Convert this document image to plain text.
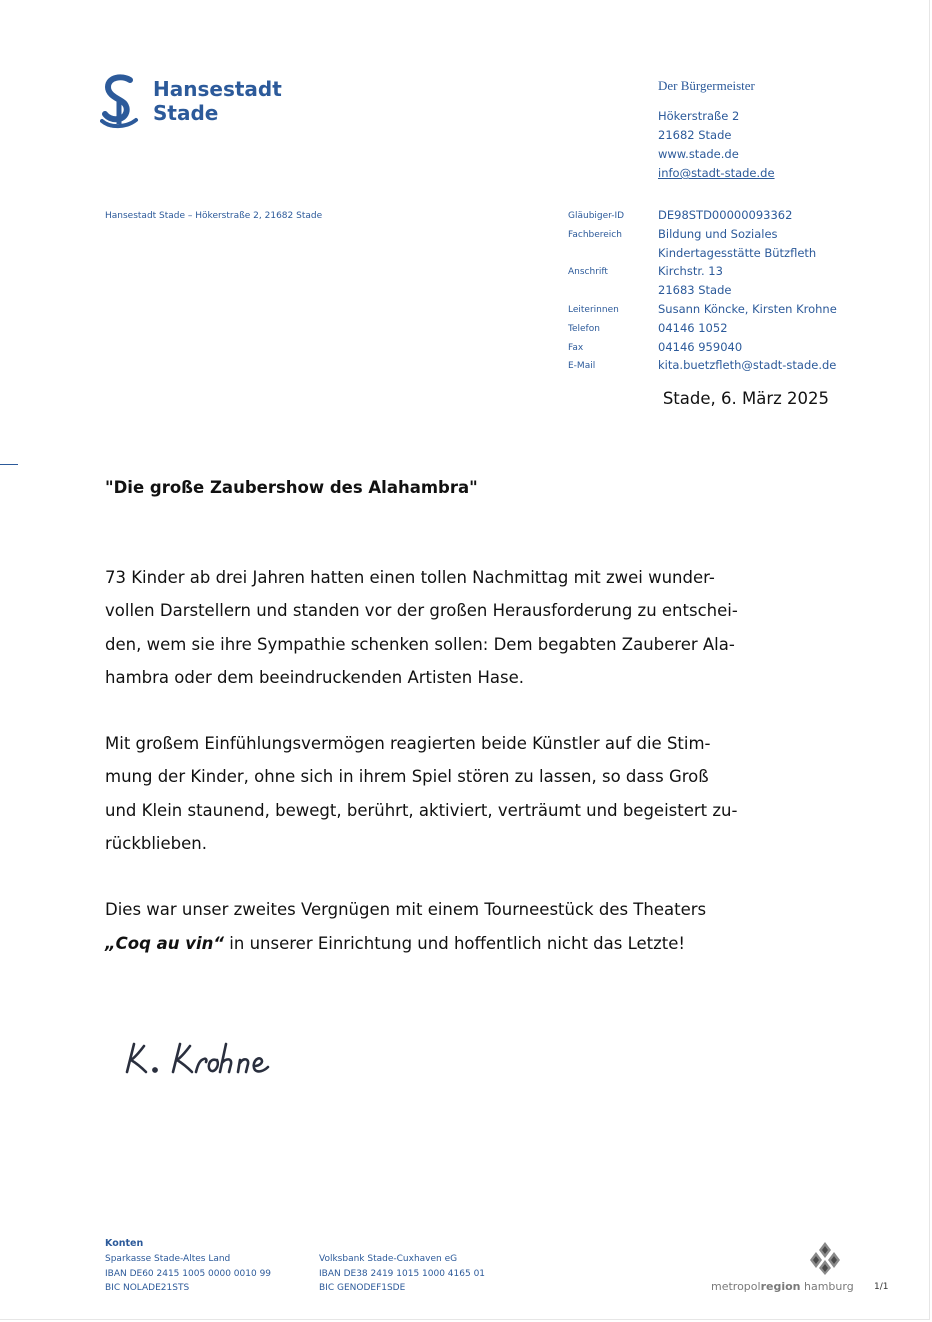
Hansestadt
Stade
Der Bürgermeister
Hökerstraße 2
21682 Stade
www.stade.de
info@stadt-stade.de
Hansestadt Stade – Hökerstraße 2, 21682 Stade	Gläubiger-ID	DE98STD00000093362
Fachbereich	Bildung und Soziales
Kindertagesstätte Bützfleth
Anschrift	Kirchstr. 13
21683 Stade
Leiterinnen	Susann Köncke, Kirsten Krohne
Telefon	04146 1052
Fax	04146 959040
E-Mail	kita.buetzfleth@stadt-stade.de
Stade, 6. März 2025
"Die große Zaubershow des Alahambra"

73 Kinder ab drei Jahren hatten einen tollen Nachmittag mit zwei wunder-
vollen Darstellern und standen vor der großen Herausforderung zu entschei-
den, wem sie ihre Sympathie schenken sollen: Dem begabten Zauberer Ala-
hambra oder dem beeindruckenden Artisten Hase.

Mit großem Einfühlungsvermögen reagierten beide Künstler auf die Stim-
mung der Kinder, ohne sich in ihrem Spiel stören zu lassen, so dass Groß
und Klein staunend, bewegt, berührt, aktiviert, verträumt und begeistert zu-
rückblieben.

Dies war unser zweites Vergnügen mit einem Tourneestück des Theaters
„Coq au vin“ in unserer Einrichtung und hoffentlich nicht das Letzte!

Konten
Sparkasse Stade-Altes Land
IBAN DE60 2415 1005 0000 0010 99
BIC NOLADE21STS
Volksbank Stade-Cuxhaven eG
IBAN DE38 2419 1015 1000 4165 01
BIC GENODEF1SDE	metropolregion hamburg 1/1
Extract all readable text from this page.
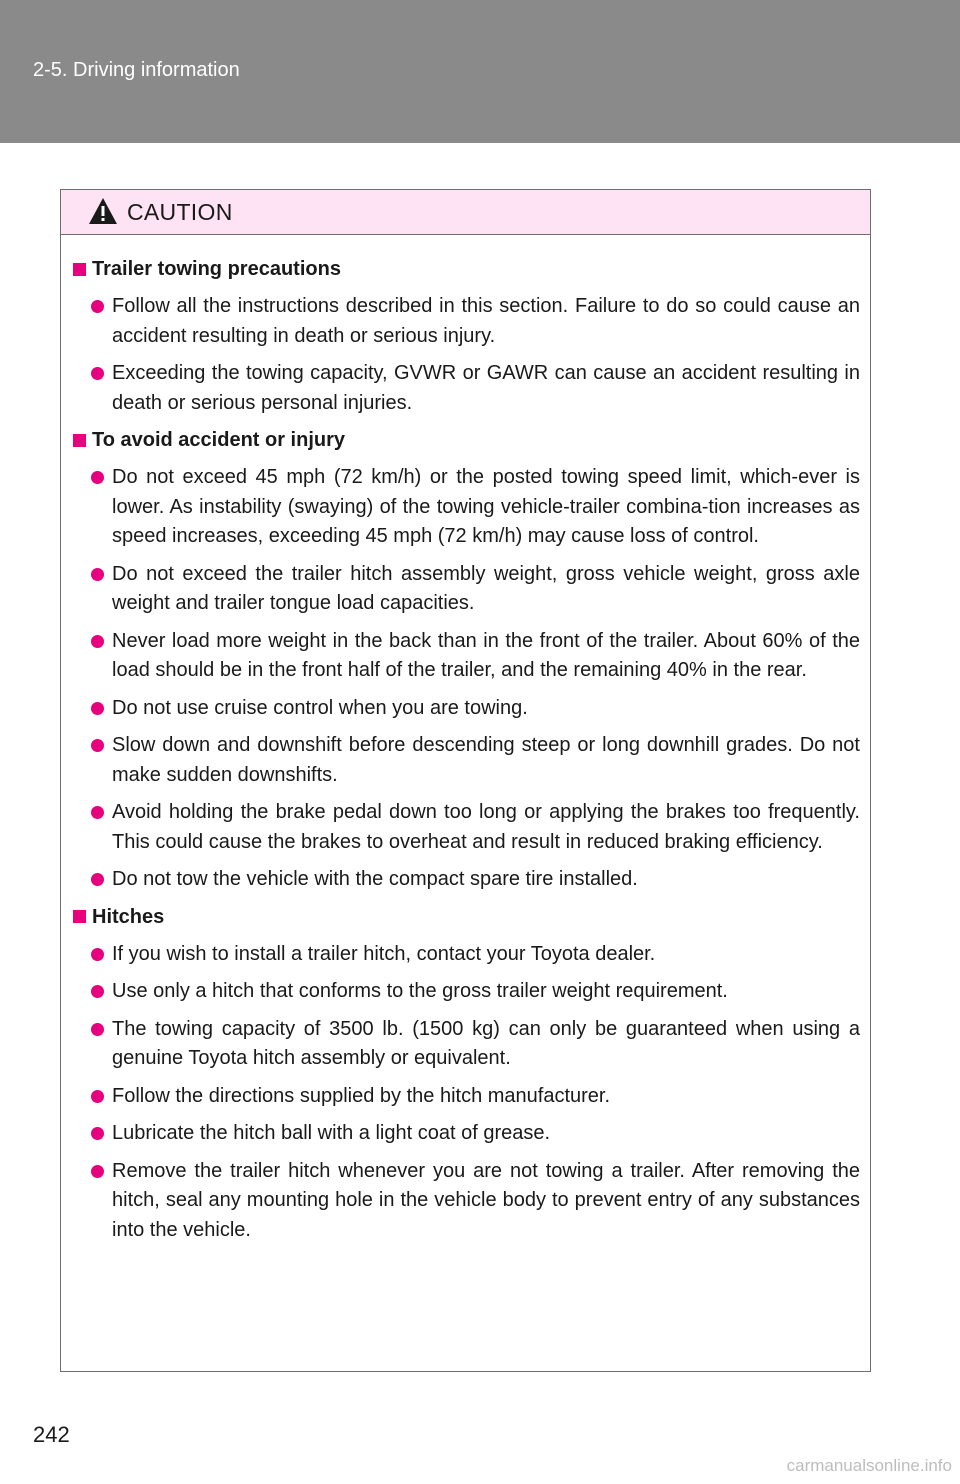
2-5. Driving information
CAUTION
Trailer towing precautions
Follow all the instructions described in this section. Failure to do so could cause an accident resulting in death or serious injury.
Exceeding the towing capacity, GVWR or GAWR can cause an accident resulting in death or serious personal injuries.
To avoid accident or injury
Do not exceed 45 mph (72 km/h) or the posted towing speed limit, which-ever is lower. As instability (swaying) of the towing vehicle-trailer combina-tion increases as speed increases, exceeding 45 mph (72 km/h) may cause loss of control.
Do not exceed the trailer hitch assembly weight, gross vehicle weight, gross axle weight and trailer tongue load capacities.
Never load more weight in the back than in the front of the trailer. About 60% of the load should be in the front half of the trailer, and the remaining 40% in the rear.
Do not use cruise control when you are towing.
Slow down and downshift before descending steep or long downhill grades. Do not make sudden downshifts.
Avoid holding the brake pedal down too long or applying the brakes too frequently. This could cause the brakes to overheat and result in reduced braking efficiency.
Do not tow the vehicle with the compact spare tire installed.
Hitches
If you wish to install a trailer hitch, contact your Toyota dealer.
Use only a hitch that conforms to the gross trailer weight requirement.
The towing capacity of 3500 lb. (1500 kg) can only be guaranteed when using a genuine Toyota hitch assembly or equivalent.
Follow the directions supplied by the hitch manufacturer.
Lubricate the hitch ball with a light coat of grease.
Remove the trailer hitch whenever you are not towing a trailer. After removing the hitch, seal any mounting hole in the vehicle body to prevent entry of any substances into the vehicle.
242
carmanualsonline.info
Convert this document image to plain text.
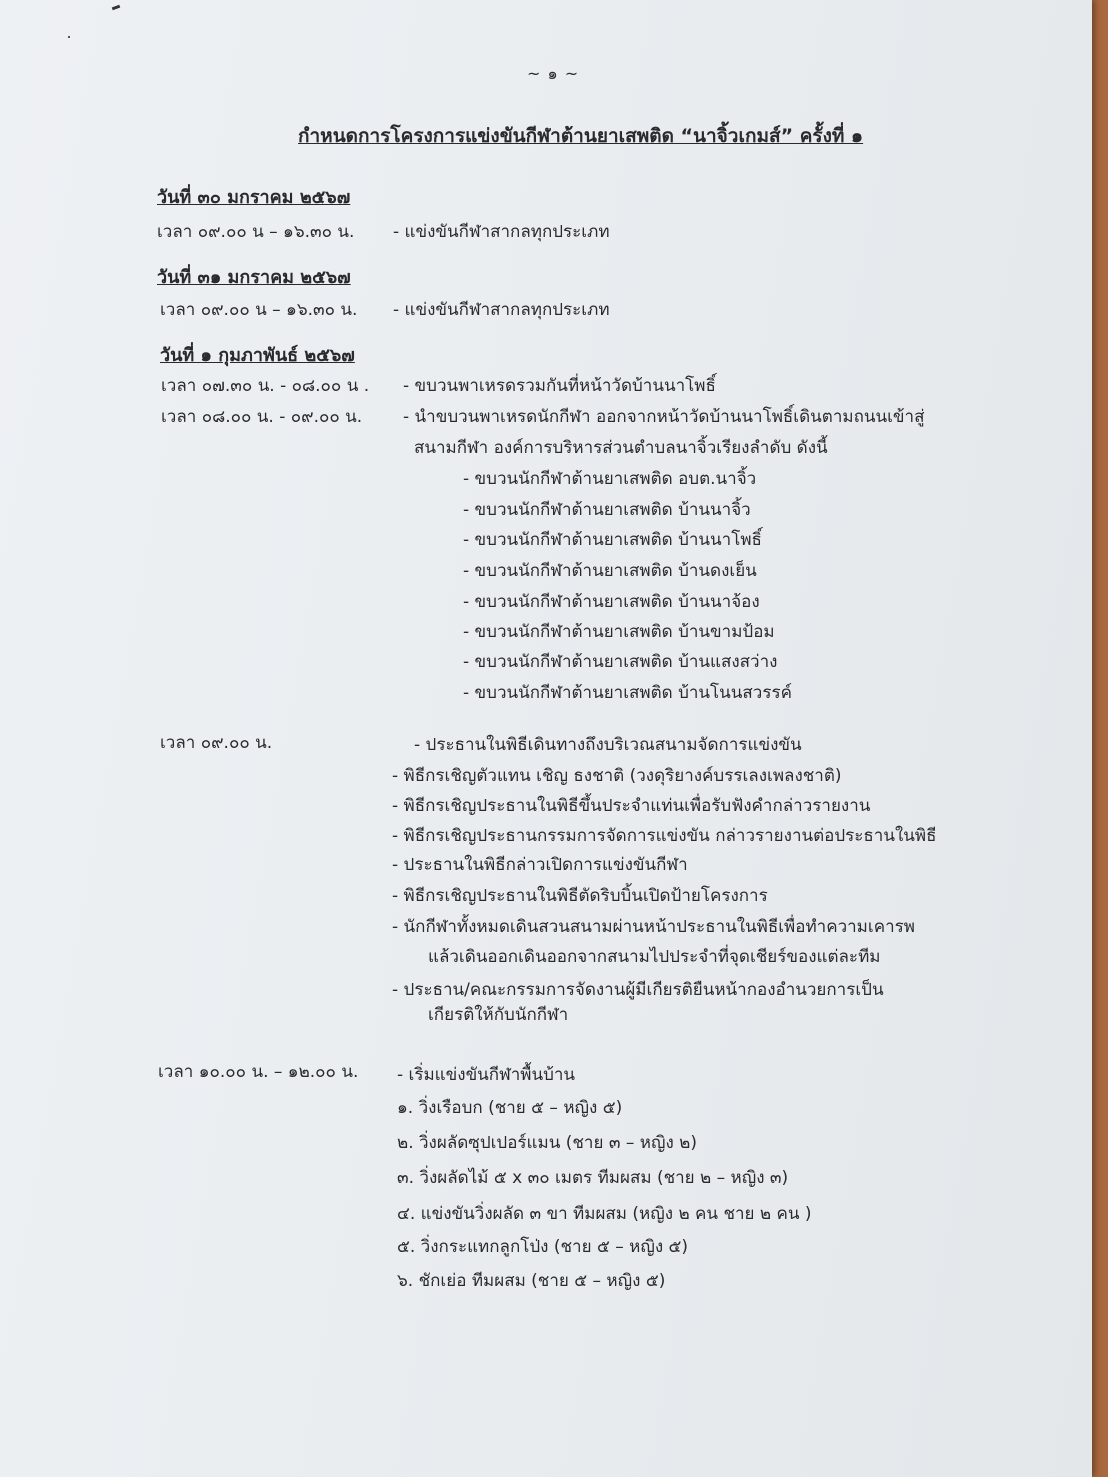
~ ๑ ~
กำหนดการโครงการแข่งขันกีฬาต้านยาเสพติด “นาจิ้วเกมส์” ครั้งที่ ๑
วันที่ ๓๐ มกราคม ๒๕๖๗
เวลา ๐๙.๐๐ น – ๑๖.๓๐ น. - แข่งขันกีฬาสากลทุกประเภท
วันที่ ๓๑ มกราคม ๒๕๖๗
เวลา ๐๙.๐๐ น – ๑๖.๓๐ น. - แข่งขันกีฬาสากลทุกประเภท
วันที่ ๑ กุมภาพันธ์ ๒๕๖๗
เวลา ๐๗.๓๐ น. - ๐๘.๐๐ น . - ขบวนพาเหรดรวมกันที่หน้าวัดบ้านนาโพธิ์
เวลา ๐๘.๐๐ น. - ๐๙.๐๐ น. - นำขบวนพาเหรดนักกีฬา ออกจากหน้าวัดบ้านนาโพธิ์เดินตามถนนเข้าสู่
สนามกีฬา องค์การบริหารส่วนตำบลนาจิ้วเรียงลำดับ ดังนี้
- ขบวนนักกีฬาต้านยาเสพติด อบต.นาจิ้ว
- ขบวนนักกีฬาต้านยาเสพติด บ้านนาจิ้ว
- ขบวนนักกีฬาต้านยาเสพติด บ้านนาโพธิ์
- ขบวนนักกีฬาต้านยาเสพติด บ้านดงเย็น
- ขบวนนักกีฬาต้านยาเสพติด บ้านนาจ้อง
- ขบวนนักกีฬาต้านยาเสพติด บ้านขามป้อม
- ขบวนนักกีฬาต้านยาเสพติด บ้านแสงสว่าง
- ขบวนนักกีฬาต้านยาเสพติด บ้านโนนสวรรค์
เวลา ๐๙.๐๐ น.	- ประธานในพิธีเดินทางถึงบริเวณสนามจัดการแข่งขัน
- พิธีกรเชิญตัวแทน เชิญ ธงชาติ (วงดุริยางค์บรรเลงเพลงชาติ)
- พิธีกรเชิญประธานในพิธีขึ้นประจำแท่นเพื่อรับฟังคำกล่าวรายงาน
- พิธีกรเชิญประธานกรรมการจัดการแข่งขัน กล่าวรายงานต่อประธานในพิธี
- ประธานในพิธีกล่าวเปิดการแข่งขันกีฬา
- พิธีกรเชิญประธานในพิธีตัดริบบิ้นเปิดป้ายโครงการ
- นักกีฬาทั้งหมดเดินสวนสนามผ่านหน้าประธานในพิธีเพื่อทำความเคารพ
แล้วเดินออกเดินออกจากสนามไปประจำที่จุดเชียร์ของแต่ละทีม
- ประธาน/คณะกรรมการจัดงานผู้มีเกียรติยืนหน้ากองอำนวยการเป็น
เกียรติให้กับนักกีฬา
เวลา ๑๐.๐๐ น. – ๑๒.๐๐ น. - เริ่มแข่งขันกีฬาพื้นบ้าน
๑. วิ่งเรือบก (ชาย ๕ – หญิง ๕)
๒. วิ่งผลัดซุปเปอร์แมน (ชาย ๓ – หญิง ๒)
๓. วิ่งผลัดไม้ ๕ x ๓๐ เมตร ทีมผสม (ชาย ๒ – หญิง ๓)
๔. แข่งขันวิ่งผลัด ๓ ขา ทีมผสม (หญิง ๒ คน ชาย ๒ คน )
๕. วิ่งกระแทกลูกโป่ง (ชาย ๕ – หญิง ๕)
๖. ชักเย่อ ทีมผสม (ชาย ๕ – หญิง ๕)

______

SET EXERCISE. Retype each record exactly as it stands, but do not include the pictures.

COMPLETED TASK.
Convert this document image to plain text.
Hansestadt
Stade
Der Bürgermeister
Hökerstraße 2
21682 Stade
www.stade.de
info@stadt-stade.de
Hansestadt Stade – Hökerstraße 2, 21682 Stade	Gläubiger-ID	DE98STD00000093362
Fachbereich	Bildung und Soziales
Kindertagesstätte Bützfleth
Anschrift	Kirchstr. 13
21683 Stade
Leiterinnen	Susann Köncke, Kirsten Krohne
Telefon	04146 1052
Fax	04146 959040
E-Mail	kita.buetzfleth@stadt-stade.de
Stade, 6. März 2025
"Die große Zaubershow des Alahambra"

73 Kinder ab drei Jahren hatten einen tollen Nachmittag mit zwei wunder-
vollen Darstellern und standen vor der großen Herausforderung zu entschei-
den, wem sie ihre Sympathie schenken sollen: Dem begabten Zauberer Ala-
hambra oder dem beeindruckenden Artisten Hase.

Mit großem Einfühlungsvermögen reagierten beide Künstler auf die Stim-
mung der Kinder, ohne sich in ihrem Spiel stören zu lassen, so dass Groß
und Klein staunend, bewegt, berührt, aktiviert, verträumt und begeistert zu-
rückblieben.

Dies war unser zweites Vergnügen mit einem Tourneestück des Theaters
„Coq au vin“ in unserer Einrichtung und hoffentlich nicht das Letzte!

Konten
Sparkasse Stade-Altes Land
IBAN DE60 2415 1005 0000 0010 99
BIC NOLADE21STS
Volksbank Stade-Cuxhaven eG
IBAN DE38 2419 1015 1000 4165 01
BIC GENODEF1SDE	metropolregion hamburg 1/1
Extract all readable text from this page.
2-5. Driving information
CAUTION
Trailer towing precautions
Follow all the instructions described in this section. Failure to do so could cause an accident resulting in death or serious injury.
Exceeding the towing capacity, GVWR or GAWR can cause an accident resulting in death or serious personal injuries.
To avoid accident or injury
Do not exceed 45 mph (72 km/h) or the posted towing speed limit, which-ever is lower. As instability (swaying) of the towing vehicle-trailer combina-tion increases as speed increases, exceeding 45 mph (72 km/h) may cause loss of control.
Do not exceed the trailer hitch assembly weight, gross vehicle weight, gross axle weight and trailer tongue load capacities.
Never load more weight in the back than in the front of the trailer. About 60% of the load should be in the front half of the trailer, and the remaining 40% in the rear.
Do not use cruise control when you are towing.
Slow down and downshift before descending steep or long downhill grades. Do not make sudden downshifts.
Avoid holding the brake pedal down too long or applying the brakes too frequently. This could cause the brakes to overheat and result in reduced braking efficiency.
Do not tow the vehicle with the compact spare tire installed.
Hitches
If you wish to install a trailer hitch, contact your Toyota dealer.
Use only a hitch that conforms to the gross trailer weight requirement.
The towing capacity of 3500 lb. (1500 kg) can only be guaranteed when using a genuine Toyota hitch assembly or equivalent.
Follow the directions supplied by the hitch manufacturer.
Lubricate the hitch ball with a light coat of grease.
Remove the trailer hitch whenever you are not towing a trailer. After removing the hitch, seal any mounting hole in the vehicle body to prevent entry of any substances into the vehicle.
242
carmanualsonline.info
Convert this document image to plain text.
~ ๑ ~
กำหนดการโครงการแข่งขันกีฬาต้านยาเสพติด “นาจิ้วเกมส์” ครั้งที่ ๑
วันที่ ๓๐ มกราคม ๒๕๖๗
เวลา ๐๙.๐๐ น – ๑๖.๓๐ น. - แข่งขันกีฬาสากลทุกประเภท
วันที่ ๓๑ มกราคม ๒๕๖๗
เวลา ๐๙.๐๐ น – ๑๖.๓๐ น. - แข่งขันกีฬาสากลทุกประเภท
วันที่ ๑ กุมภาพันธ์ ๒๕๖๗
เวลา ๐๗.๓๐ น. - ๐๘.๐๐ น . - ขบวนพาเหรดรวมกันที่หน้าวัดบ้านนาโพธิ์
เวลา ๐๘.๐๐ น. - ๐๙.๐๐ น. - นำขบวนพาเหรดนักกีฬา ออกจากหน้าวัดบ้านนาโพธิ์เดินตามถนนเข้าสู่
สนามกีฬา องค์การบริหารส่วนตำบลนาจิ้วเรียงลำดับ ดังนี้
- ขบวนนักกีฬาต้านยาเสพติด อบต.นาจิ้ว
- ขบวนนักกีฬาต้านยาเสพติด บ้านนาจิ้ว
- ขบวนนักกีฬาต้านยาเสพติด บ้านนาโพธิ์
- ขบวนนักกีฬาต้านยาเสพติด บ้านดงเย็น
- ขบวนนักกีฬาต้านยาเสพติด บ้านนาจ้อง
- ขบวนนักกีฬาต้านยาเสพติด บ้านขามป้อม
- ขบวนนักกีฬาต้านยาเสพติด บ้านแสงสว่าง
- ขบวนนักกีฬาต้านยาเสพติด บ้านโนนสวรรค์
เวลา ๐๙.๐๐ น.	- ประธานในพิธีเดินทางถึงบริเวณสนามจัดการแข่งขัน
- พิธีกรเชิญตัวแทน เชิญ ธงชาติ (วงดุริยางค์บรรเลงเพลงชาติ)
- พิธีกรเชิญประธานในพิธีขึ้นประจำแท่นเพื่อรับฟังคำกล่าวรายงาน
- พิธีกรเชิญประธานกรรมการจัดการแข่งขัน กล่าวรายงานต่อประธานในพิธี
- ประธานในพิธีกล่าวเปิดการแข่งขันกีฬา
- พิธีกรเชิญประธานในพิธีตัดริบบิ้นเปิดป้ายโครงการ
- นักกีฬาทั้งหมดเดินสวนสนามผ่านหน้าประธานในพิธีเพื่อทำความเคารพ
แล้วเดินออกเดินออกจากสนามไปประจำที่จุดเชียร์ของแต่ละทีม
- ประธาน/คณะกรรมการจัดงานผู้มีเกียรติยืนหน้ากองอำนวยการเป็น
เกียรติให้กับนักกีฬา
เวลา ๑๐.๐๐ น. – ๑๒.๐๐ น. - เริ่มแข่งขันกีฬาพื้นบ้าน
๑. วิ่งเรือบก (ชาย ๕ – หญิง ๕)
๒. วิ่งผลัดซุปเปอร์แมน (ชาย ๓ – หญิง ๒)
๓. วิ่งผลัดไม้ ๕ x ๓๐ เมตร ทีมผสม (ชาย ๒ – หญิง ๓)
๔. แข่งขันวิ่งผลัด ๓ ขา ทีมผสม (หญิง ๒ คน ชาย ๒ คน )
๕. วิ่งกระแทกลูกโป่ง (ชาย ๕ – หญิง ๕)
๖. ชักเย่อ ทีมผสม (ชาย ๕ – หญิง ๕)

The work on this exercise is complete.